Wherever a line holds the word "median", copy that line out.
[Start]
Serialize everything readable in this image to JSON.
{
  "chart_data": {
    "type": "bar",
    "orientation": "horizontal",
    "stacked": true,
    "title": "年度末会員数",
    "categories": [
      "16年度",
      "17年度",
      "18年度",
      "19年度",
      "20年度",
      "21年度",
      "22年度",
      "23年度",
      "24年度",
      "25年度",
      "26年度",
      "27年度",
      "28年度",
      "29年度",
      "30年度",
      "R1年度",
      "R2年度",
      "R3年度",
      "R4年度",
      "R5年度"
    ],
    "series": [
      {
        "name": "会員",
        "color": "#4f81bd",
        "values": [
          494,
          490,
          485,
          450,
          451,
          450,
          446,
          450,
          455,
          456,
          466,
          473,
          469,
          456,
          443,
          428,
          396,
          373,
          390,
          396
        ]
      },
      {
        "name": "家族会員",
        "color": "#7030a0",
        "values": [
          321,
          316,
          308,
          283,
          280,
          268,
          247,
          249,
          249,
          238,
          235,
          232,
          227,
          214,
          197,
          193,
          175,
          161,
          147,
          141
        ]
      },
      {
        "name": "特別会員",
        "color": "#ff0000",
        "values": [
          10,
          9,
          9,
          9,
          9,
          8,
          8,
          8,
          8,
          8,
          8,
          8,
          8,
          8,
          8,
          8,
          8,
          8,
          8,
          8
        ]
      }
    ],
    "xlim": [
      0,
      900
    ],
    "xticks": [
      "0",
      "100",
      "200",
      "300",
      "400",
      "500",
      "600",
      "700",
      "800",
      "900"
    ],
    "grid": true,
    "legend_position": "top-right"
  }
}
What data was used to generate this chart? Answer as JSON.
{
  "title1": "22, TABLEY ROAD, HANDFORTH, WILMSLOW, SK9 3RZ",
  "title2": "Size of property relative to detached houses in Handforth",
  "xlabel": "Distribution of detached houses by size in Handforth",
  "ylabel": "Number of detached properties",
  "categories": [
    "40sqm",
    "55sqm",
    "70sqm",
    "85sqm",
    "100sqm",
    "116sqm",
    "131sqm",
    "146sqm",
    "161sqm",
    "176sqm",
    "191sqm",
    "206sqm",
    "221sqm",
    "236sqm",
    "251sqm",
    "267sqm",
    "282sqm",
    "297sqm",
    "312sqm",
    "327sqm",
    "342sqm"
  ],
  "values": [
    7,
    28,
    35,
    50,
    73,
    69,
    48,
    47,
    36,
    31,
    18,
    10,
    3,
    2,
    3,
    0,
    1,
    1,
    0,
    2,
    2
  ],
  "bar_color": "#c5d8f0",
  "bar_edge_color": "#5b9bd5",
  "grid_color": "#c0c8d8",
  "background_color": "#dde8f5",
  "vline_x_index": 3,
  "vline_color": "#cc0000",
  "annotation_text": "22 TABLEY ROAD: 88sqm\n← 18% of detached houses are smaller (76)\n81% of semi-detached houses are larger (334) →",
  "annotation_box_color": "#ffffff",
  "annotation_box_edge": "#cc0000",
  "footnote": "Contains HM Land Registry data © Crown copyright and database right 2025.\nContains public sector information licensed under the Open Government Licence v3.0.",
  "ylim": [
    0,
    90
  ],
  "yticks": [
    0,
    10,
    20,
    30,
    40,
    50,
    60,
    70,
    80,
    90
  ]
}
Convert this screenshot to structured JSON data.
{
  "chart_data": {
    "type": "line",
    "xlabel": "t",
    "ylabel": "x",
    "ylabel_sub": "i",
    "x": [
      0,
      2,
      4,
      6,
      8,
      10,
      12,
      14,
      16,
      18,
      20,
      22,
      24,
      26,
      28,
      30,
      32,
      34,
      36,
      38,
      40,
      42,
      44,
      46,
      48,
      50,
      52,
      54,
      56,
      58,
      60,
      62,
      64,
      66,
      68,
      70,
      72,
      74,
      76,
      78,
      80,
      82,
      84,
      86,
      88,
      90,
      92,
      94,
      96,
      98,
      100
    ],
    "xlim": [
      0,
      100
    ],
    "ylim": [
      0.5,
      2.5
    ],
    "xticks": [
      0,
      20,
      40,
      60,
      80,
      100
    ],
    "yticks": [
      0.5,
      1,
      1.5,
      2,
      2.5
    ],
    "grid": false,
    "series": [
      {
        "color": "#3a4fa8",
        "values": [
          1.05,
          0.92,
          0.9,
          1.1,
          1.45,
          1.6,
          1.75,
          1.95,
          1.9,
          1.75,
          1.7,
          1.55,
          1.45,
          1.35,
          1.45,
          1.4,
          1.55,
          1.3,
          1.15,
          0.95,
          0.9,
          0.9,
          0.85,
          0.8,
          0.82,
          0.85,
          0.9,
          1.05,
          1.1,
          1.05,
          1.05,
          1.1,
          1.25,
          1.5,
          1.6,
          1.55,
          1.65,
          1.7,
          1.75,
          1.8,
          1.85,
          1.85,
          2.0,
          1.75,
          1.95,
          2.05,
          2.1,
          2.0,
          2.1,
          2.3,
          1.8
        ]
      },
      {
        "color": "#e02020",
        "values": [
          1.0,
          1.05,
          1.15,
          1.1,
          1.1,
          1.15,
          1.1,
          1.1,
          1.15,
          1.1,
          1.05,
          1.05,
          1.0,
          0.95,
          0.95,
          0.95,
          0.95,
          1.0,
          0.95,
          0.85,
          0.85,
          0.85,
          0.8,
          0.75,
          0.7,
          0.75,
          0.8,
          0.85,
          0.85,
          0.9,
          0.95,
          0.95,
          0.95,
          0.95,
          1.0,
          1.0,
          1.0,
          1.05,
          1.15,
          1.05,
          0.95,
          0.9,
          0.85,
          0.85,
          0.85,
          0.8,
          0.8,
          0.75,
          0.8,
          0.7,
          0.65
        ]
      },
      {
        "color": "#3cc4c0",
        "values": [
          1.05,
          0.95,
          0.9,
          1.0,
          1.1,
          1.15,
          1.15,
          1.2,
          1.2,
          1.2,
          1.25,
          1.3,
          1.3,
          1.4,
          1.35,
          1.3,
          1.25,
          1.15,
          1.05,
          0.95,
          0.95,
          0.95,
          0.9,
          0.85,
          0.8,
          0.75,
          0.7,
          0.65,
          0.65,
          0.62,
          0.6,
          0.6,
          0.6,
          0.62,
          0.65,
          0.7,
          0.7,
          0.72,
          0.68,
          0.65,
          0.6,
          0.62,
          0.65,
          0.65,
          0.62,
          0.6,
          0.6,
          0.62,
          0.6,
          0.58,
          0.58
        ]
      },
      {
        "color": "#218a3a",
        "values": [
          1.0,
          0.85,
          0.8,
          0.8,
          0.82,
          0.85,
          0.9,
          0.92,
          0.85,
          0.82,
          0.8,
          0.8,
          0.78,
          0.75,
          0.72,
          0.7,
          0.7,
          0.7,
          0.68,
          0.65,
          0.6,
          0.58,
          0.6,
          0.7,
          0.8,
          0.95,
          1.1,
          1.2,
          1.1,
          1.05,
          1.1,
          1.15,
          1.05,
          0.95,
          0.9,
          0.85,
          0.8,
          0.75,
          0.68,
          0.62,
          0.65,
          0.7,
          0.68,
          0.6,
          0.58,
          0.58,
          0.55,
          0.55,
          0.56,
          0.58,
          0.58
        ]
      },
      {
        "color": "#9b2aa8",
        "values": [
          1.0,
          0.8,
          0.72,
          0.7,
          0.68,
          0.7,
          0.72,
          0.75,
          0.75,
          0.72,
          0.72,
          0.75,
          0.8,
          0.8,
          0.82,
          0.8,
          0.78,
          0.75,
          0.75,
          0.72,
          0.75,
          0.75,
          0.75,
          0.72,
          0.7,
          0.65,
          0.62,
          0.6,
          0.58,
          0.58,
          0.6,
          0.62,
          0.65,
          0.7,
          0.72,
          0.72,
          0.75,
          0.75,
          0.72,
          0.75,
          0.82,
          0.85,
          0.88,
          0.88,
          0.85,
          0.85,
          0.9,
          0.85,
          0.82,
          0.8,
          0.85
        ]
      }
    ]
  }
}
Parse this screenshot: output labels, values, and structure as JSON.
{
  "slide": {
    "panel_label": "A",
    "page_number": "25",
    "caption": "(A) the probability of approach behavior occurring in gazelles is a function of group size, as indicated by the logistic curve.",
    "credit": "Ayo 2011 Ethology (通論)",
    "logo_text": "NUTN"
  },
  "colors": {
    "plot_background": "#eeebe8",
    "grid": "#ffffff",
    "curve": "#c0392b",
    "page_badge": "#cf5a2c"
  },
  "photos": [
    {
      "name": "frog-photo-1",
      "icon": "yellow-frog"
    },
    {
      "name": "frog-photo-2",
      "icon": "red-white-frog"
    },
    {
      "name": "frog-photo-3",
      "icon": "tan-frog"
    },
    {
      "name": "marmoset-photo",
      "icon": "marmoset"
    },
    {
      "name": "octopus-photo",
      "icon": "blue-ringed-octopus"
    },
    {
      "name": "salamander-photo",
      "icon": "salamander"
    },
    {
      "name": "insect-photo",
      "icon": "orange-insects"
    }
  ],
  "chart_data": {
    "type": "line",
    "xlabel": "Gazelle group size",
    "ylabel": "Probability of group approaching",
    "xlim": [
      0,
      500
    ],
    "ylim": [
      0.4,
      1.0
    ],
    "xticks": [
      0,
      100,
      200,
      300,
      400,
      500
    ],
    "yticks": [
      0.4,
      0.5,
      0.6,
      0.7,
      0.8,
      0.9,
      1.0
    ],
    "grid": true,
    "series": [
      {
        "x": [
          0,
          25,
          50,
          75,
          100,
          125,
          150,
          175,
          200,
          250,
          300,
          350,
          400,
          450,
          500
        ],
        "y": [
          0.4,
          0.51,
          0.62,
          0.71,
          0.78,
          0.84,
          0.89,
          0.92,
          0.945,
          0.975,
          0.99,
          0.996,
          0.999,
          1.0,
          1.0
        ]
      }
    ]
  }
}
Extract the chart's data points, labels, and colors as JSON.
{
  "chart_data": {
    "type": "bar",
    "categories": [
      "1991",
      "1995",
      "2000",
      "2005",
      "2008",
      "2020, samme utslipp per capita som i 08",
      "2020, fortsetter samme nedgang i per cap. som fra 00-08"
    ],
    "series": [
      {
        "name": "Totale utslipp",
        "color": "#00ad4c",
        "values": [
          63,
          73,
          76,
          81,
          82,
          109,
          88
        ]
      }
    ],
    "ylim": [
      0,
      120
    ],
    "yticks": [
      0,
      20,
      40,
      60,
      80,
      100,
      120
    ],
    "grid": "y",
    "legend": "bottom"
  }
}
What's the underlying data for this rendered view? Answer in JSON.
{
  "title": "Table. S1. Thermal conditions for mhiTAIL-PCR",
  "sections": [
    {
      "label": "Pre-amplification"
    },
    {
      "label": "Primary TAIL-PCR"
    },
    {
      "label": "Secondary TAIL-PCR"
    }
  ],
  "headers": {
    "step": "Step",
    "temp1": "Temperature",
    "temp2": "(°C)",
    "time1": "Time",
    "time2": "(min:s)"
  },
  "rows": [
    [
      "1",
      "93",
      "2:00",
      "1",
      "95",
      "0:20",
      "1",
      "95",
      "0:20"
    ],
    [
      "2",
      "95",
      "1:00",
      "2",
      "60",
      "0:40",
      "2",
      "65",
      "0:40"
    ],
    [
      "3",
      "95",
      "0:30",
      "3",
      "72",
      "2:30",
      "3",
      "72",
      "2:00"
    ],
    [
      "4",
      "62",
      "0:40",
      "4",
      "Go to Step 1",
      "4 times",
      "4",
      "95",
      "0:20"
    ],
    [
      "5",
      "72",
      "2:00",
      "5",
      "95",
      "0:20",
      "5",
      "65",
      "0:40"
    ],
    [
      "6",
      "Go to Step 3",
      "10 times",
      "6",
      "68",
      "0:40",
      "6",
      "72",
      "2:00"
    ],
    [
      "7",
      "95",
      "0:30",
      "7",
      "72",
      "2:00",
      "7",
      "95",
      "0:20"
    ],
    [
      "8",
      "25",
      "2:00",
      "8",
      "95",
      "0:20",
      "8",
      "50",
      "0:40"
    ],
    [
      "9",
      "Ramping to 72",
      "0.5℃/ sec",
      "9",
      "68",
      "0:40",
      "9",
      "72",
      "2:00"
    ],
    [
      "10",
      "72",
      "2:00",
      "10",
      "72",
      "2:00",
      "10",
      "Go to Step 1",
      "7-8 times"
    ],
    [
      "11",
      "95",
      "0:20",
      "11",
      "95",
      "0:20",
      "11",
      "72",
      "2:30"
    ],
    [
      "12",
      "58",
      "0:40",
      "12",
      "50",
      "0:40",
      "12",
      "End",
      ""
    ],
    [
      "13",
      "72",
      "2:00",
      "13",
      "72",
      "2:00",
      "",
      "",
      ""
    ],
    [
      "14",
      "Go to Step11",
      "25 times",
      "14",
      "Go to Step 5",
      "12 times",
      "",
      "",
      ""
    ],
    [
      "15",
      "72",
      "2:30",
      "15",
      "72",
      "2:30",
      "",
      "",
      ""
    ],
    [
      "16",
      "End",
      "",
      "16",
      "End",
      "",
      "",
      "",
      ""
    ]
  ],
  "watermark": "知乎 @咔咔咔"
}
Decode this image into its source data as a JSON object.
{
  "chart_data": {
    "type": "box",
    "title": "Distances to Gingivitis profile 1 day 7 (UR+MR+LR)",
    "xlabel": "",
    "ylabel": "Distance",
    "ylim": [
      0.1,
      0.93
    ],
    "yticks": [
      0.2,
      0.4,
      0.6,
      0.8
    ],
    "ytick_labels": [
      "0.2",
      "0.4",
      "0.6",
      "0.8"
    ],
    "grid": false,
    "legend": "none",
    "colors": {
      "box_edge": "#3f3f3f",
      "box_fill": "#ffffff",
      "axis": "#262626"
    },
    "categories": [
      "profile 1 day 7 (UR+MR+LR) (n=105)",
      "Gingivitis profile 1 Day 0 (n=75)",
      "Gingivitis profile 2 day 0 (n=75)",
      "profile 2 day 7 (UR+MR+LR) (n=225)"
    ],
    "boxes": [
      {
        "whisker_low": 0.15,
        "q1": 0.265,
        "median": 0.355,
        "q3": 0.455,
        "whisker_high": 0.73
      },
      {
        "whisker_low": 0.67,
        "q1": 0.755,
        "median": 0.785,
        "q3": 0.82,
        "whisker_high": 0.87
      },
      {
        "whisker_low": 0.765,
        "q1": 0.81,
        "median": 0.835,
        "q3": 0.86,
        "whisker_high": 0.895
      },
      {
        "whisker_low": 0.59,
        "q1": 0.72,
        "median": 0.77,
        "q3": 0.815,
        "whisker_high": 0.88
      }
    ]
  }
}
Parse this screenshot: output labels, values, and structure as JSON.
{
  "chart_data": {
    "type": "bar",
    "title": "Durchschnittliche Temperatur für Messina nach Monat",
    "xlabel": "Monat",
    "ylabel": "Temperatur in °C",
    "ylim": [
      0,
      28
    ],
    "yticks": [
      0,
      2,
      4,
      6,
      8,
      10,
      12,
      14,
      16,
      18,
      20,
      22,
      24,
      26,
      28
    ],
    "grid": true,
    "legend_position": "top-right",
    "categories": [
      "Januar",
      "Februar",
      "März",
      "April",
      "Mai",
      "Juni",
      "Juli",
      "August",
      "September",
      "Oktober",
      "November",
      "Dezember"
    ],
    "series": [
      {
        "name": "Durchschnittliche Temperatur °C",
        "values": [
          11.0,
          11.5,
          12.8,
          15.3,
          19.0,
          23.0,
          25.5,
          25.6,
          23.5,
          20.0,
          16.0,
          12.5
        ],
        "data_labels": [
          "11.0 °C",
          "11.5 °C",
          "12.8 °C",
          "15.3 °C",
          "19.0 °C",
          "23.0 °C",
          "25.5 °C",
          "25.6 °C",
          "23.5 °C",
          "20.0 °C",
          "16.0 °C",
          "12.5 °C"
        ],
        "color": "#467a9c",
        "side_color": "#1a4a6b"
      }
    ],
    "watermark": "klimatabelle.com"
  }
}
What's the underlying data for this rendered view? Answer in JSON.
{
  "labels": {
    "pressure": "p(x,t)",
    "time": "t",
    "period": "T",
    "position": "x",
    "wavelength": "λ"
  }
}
[End]
- **In response**:
        "median": 0.355,
        "median": 0.785,
        "median": 0.835,
        "median": 0.77,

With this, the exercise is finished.